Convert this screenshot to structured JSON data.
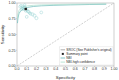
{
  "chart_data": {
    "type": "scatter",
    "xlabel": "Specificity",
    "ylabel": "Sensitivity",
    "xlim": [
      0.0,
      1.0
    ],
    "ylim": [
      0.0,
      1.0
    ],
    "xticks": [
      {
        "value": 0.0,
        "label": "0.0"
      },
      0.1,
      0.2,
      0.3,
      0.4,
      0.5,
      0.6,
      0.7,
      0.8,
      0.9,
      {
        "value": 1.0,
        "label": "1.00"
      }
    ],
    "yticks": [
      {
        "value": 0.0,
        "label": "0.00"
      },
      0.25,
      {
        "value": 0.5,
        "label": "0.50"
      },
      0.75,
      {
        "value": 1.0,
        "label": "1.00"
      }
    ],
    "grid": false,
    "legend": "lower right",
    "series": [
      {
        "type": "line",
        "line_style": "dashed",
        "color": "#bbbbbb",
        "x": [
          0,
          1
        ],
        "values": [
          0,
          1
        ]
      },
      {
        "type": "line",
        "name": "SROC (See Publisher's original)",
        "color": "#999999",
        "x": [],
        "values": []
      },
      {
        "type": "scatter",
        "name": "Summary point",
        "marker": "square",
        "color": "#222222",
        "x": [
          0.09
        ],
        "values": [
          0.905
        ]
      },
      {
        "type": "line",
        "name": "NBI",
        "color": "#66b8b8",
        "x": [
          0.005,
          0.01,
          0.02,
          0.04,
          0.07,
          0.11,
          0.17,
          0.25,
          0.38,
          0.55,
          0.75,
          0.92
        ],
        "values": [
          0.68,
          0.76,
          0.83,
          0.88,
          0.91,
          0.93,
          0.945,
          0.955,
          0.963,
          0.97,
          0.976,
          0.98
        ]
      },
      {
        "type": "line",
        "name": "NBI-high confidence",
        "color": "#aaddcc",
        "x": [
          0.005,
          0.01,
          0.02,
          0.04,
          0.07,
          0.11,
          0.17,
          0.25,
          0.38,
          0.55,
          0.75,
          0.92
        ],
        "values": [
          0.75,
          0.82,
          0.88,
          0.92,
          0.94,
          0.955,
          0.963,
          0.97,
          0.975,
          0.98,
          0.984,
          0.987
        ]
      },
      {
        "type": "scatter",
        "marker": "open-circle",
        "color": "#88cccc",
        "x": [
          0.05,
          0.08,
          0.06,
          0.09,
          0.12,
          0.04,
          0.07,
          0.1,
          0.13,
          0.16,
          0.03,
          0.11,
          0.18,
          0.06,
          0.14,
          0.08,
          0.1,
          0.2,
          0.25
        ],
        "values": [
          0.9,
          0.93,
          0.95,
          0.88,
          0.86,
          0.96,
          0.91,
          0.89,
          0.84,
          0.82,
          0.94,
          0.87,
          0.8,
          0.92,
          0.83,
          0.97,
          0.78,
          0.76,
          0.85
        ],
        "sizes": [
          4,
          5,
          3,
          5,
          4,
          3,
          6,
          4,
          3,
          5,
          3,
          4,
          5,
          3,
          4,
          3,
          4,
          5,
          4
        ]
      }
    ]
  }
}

> [Brief] Exclude the pictures and transcribe all of the entries exactly.

> [Answer below]
Convert this screenshot to structured JSON data.
{
  "chart_data": {
    "type": "scatter",
    "xlabel": "Specificity",
    "ylabel": "Sensitivity",
    "xlim": [
      0.0,
      1.0
    ],
    "ylim": [
      0.0,
      1.0
    ],
    "xticks": [
      {
        "value": 0.0,
        "label": "0.0"
      },
      0.1,
      0.2,
      0.3,
      0.4,
      0.5,
      0.6,
      0.7,
      0.8,
      0.9,
      {
        "value": 1.0,
        "label": "1.00"
      }
    ],
    "yticks": [
      {
        "value": 0.0,
        "label": "0.00"
      },
      0.25,
      {
        "value": 0.5,
        "label": "0.50"
      },
      0.75,
      {
        "value": 1.0,
        "label": "1.00"
      }
    ],
    "grid": false,
    "legend": "lower right",
    "series": [
      {
        "type": "line",
        "line_style": "dashed",
        "color": "#bbbbbb",
        "x": [
          0,
          1
        ],
        "values": [
          0,
          1
        ]
      },
      {
        "type": "line",
        "name": "SROC (See Publisher's original)",
        "color": "#999999",
        "x": [],
        "values": []
      },
      {
        "type": "scatter",
        "name": "Summary point",
        "marker": "square",
        "color": "#222222",
        "x": [
          0.09
        ],
        "values": [
          0.905
        ]
      },
      {
        "type": "line",
        "name": "NBI",
        "color": "#66b8b8",
        "x": [
          0.005,
          0.01,
          0.02,
          0.04,
          0.07,
          0.11,
          0.17,
          0.25,
          0.38,
          0.55,
          0.75,
          0.92
        ],
        "values": [
          0.68,
          0.76,
          0.83,
          0.88,
          0.91,
          0.93,
          0.945,
          0.955,
          0.963,
          0.97,
          0.976,
          0.98
        ]
      },
      {
        "type": "line",
        "name": "NBI-high confidence",
        "color": "#aaddcc",
        "x": [
          0.005,
          0.01,
          0.02,
          0.04,
          0.07,
          0.11,
          0.17,
          0.25,
          0.38,
          0.55,
          0.75,
          0.92
        ],
        "values": [
          0.75,
          0.82,
          0.88,
          0.92,
          0.94,
          0.955,
          0.963,
          0.97,
          0.975,
          0.98,
          0.984,
          0.987
        ]
      },
      {
        "type": "scatter",
        "marker": "open-circle",
        "color": "#88cccc",
        "x": [
          0.05,
          0.08,
          0.06,
          0.09,
          0.12,
          0.04,
          0.07,
          0.1,
          0.13,
          0.16,
          0.03,
          0.11,
          0.18,
          0.06,
          0.14,
          0.08,
          0.1,
          0.2,
          0.25
        ],
        "values": [
          0.9,
          0.93,
          0.95,
          0.88,
          0.86,
          0.96,
          0.91,
          0.89,
          0.84,
          0.82,
          0.94,
          0.87,
          0.8,
          0.92,
          0.83,
          0.97,
          0.78,
          0.76,
          0.85
        ],
        "sizes": [
          4,
          5,
          3,
          5,
          4,
          3,
          6,
          4,
          3,
          5,
          3,
          4,
          5,
          3,
          4,
          3,
          4,
          5,
          4
        ]
      }
    ]
  }
}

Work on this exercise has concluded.